───── DATASET RECORDS ─────

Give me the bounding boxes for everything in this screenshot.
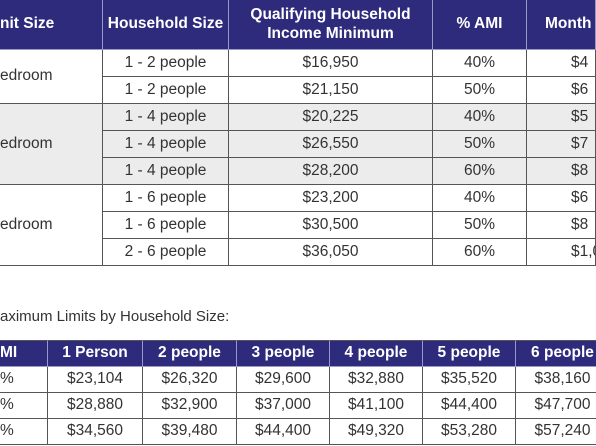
- data-cell: %: [0, 393, 48, 419]
- data-cell: %: [0, 419, 48, 445]
- data-cell: $29,600: [237, 367, 330, 393]
- data-cell: $26,550: [229, 131, 433, 158]
- data-cell: $36,050: [229, 239, 433, 266]
- data-cell: $6: [527, 185, 596, 212]
- caption: aximum Limits by Household Size:: [0, 308, 230, 325]
- header-cell: 5 people: [423, 340, 516, 367]
- data-cell: $53,280: [423, 419, 516, 445]
- header-cell: nit Size: [0, 0, 103, 50]
- header-cell: 4 people: [330, 340, 423, 367]
- data-cell: $28,200: [229, 158, 433, 185]
- header-cell: 3 people: [237, 340, 330, 367]
- data-cell: %: [0, 367, 48, 393]
- data-cell: $26,320: [143, 367, 237, 393]
- data-cell: 40%: [433, 185, 527, 212]
- data-cell: $44,400: [237, 419, 330, 445]
- unit-cell: edroom: [0, 50, 103, 104]
- data-cell: 60%: [433, 158, 527, 185]
- data-cell: $21,150: [229, 77, 433, 104]
- unit-cell: edroom: [0, 185, 103, 266]
- header-cell: % AMI: [433, 0, 527, 50]
- data-cell: $37,000: [237, 393, 330, 419]
- header-cell: MI: [0, 340, 48, 367]
- data-cell: 40%: [433, 50, 527, 77]
- data-cell: $5: [527, 104, 596, 131]
- data-cell: $23,200: [229, 185, 433, 212]
- data-cell: $28,880: [48, 393, 143, 419]
- data-cell: 1 - 4 people: [103, 158, 229, 185]
- data-cell: $1,0: [527, 239, 596, 266]
- header-cell: 1 Person: [48, 340, 143, 367]
- data-cell: 1 - 2 people: [103, 50, 229, 77]
- data-cell: $23,104: [48, 367, 143, 393]
- data-cell: 50%: [433, 212, 527, 239]
- data-cell: 1 - 4 people: [103, 131, 229, 158]
- header-cell: Household Size: [103, 0, 229, 50]
- data-cell: 50%: [433, 77, 527, 104]
- data-cell: $8: [527, 158, 596, 185]
- data-cell: $7: [527, 131, 596, 158]
- data-cell: $20,225: [229, 104, 433, 131]
- data-cell: $41,100: [330, 393, 423, 419]
- header-cell: 2 people: [143, 340, 237, 367]
- data-cell: 1 - 4 people: [103, 104, 229, 131]
- data-cell: $6: [527, 77, 596, 104]
- data-cell: 2 - 6 people: [103, 239, 229, 266]
- header-cell: Qualifying Household Income Minimum: [229, 0, 433, 50]
- data-cell: $44,400: [423, 393, 516, 419]
- data-cell: $34,560: [48, 419, 143, 445]
- data-cell: $39,480: [143, 419, 237, 445]
- data-cell: 60%: [433, 239, 527, 266]
- data-cell: $16,950: [229, 50, 433, 77]
- data-cell: 1 - 2 people: [103, 77, 229, 104]
- data-cell: $57,240: [516, 419, 596, 445]
- data-cell: $30,500: [229, 212, 433, 239]
- data-cell: 40%: [433, 104, 527, 131]
- data-cell: $47,700: [516, 393, 596, 419]
- data-cell: $4: [527, 50, 596, 77]
- header-cell: 6 people: [516, 340, 596, 367]
- data-cell: $8: [527, 212, 596, 239]
- data-cell: 1 - 6 people: [103, 212, 229, 239]
- data-cell: $32,880: [330, 367, 423, 393]
- unit-cell: edroom: [0, 104, 103, 185]
- data-cell: $38,160: [516, 367, 596, 393]
- data-cell: $35,520: [423, 367, 516, 393]
- data-cell: 50%: [433, 131, 527, 158]
- data-cell: $32,900: [143, 393, 237, 419]
- data-cell: 1 - 6 people: [103, 185, 229, 212]
- header-cell: Month: [527, 0, 596, 50]
- data-cell: $49,320: [330, 419, 423, 445]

─────

## WHAT YOU SHOULD DO:
Put every line of the item above into a numbered list, skipping any blank lines and leaving out the picture.

## THE ANSWER:
1. Give me the bounding boxes for everything in this screenshot.
2. - data-cell: %: [0, 393, 48, 419]
3. - data-cell: %: [0, 419, 48, 445]
4. - data-cell: $29,600: [237, 367, 330, 393]
5. - data-cell: $26,550: [229, 131, 433, 158]
6. - data-cell: $36,050: [229, 239, 433, 266]
7. - data-cell: $6: [527, 185, 596, 212]
8. - caption: aximum Limits by Household Size:: [0, 308, 230, 325]
9. - header-cell: 5 people: [423, 340, 516, 367]
10. - data-cell: $53,280: [423, 419, 516, 445]
11. - header-cell: nit Size: [0, 0, 103, 50]
12. - header-cell: 4 people: [330, 340, 423, 367]
13. - data-cell: $28,200: [229, 158, 433, 185]
14. - header-cell: 3 people: [237, 340, 330, 367]
15. - data-cell: %: [0, 367, 48, 393]
16. - data-cell: $26,320: [143, 367, 237, 393]
17. - data-cell: 40%: [433, 185, 527, 212]
18. - data-cell: $44,400: [237, 419, 330, 445]
19. - unit-cell: edroom: [0, 50, 103, 104]
20. - data-cell: 60%: [433, 158, 527, 185]
21. - data-cell: $21,150: [229, 77, 433, 104]
22. - unit-cell: edroom: [0, 185, 103, 266]
23. - header-cell: % AMI: [433, 0, 527, 50]
24. - data-cell: $37,000: [237, 393, 330, 419]
25. - header-cell: MI: [0, 340, 48, 367]
26. - data-cell: 40%: [433, 50, 527, 77]
27. - data-cell: $5: [527, 104, 596, 131]
28. - data-cell: $23,200: [229, 185, 433, 212]
29. - data-cell: $28,880: [48, 393, 143, 419]
30. - data-cell: 1 - 4 people: [103, 158, 229, 185]
31. - data-cell: $1,0: [527, 239, 596, 266]
32. - header-cell: 1 Person: [48, 340, 143, 367]
33. - data-cell: 1 - 2 people: [103, 50, 229, 77]
34. - data-cell: $23,104: [48, 367, 143, 393]
35. - data-cell: 50%: [433, 212, 527, 239]
36. - data-cell: 1 - 4 people: [103, 131, 229, 158]
37. - header-cell: Household Size: [103, 0, 229, 50]
38. - data-cell: 50%: [433, 77, 527, 104]
39. - data-cell: $8: [527, 158, 596, 185]
40. - data-cell: $7: [527, 131, 596, 158]
41. - data-cell: $20,225: [229, 104, 433, 131]
42. - data-cell: $41,100: [330, 393, 423, 419]
43. - header-cell: 2 people: [143, 340, 237, 367]
44. - data-cell: 1 - 4 people: [103, 104, 229, 131]
45. - data-cell: $6: [527, 77, 596, 104]
46. - data-cell: 2 - 6 people: [103, 239, 229, 266]
47. - header-cell: Qualifying Household Income Minimum: [229, 0, 433, 50]
48. - data-cell: $44,400: [423, 393, 516, 419]
49. - data-cell: $34,560: [48, 419, 143, 445]
50. - data-cell: $39,480: [143, 419, 237, 445]
51. - data-cell: 60%: [433, 239, 527, 266]
52. - data-cell: $16,950: [229, 50, 433, 77]
53. - data-cell: 1 - 2 people: [103, 77, 229, 104]
54. - data-cell: $57,240: [516, 419, 596, 445]
55. - data-cell: $30,500: [229, 212, 433, 239]
56. - data-cell: 40%: [433, 104, 527, 131]
57. - data-cell: $47,700: [516, 393, 596, 419]
58. - data-cell: $4: [527, 50, 596, 77]
59. - header-cell: 6 people: [516, 340, 596, 367]
60. - data-cell: $8: [527, 212, 596, 239]
61. - data-cell: 1 - 6 people: [103, 212, 229, 239]
62. - data-cell: $32,880: [330, 367, 423, 393]
63. - unit-cell: edroom: [0, 104, 103, 185]
64. - data-cell: $38,160: [516, 367, 596, 393]
65. - data-cell: $35,520: [423, 367, 516, 393]
66. - data-cell: 50%: [433, 131, 527, 158]
67. - data-cell: $32,900: [143, 393, 237, 419]
68. - data-cell: 1 - 6 people: [103, 185, 229, 212]
69. - header-cell: Month: [527, 0, 596, 50]
70. - data-cell: $49,320: [330, 419, 423, 445]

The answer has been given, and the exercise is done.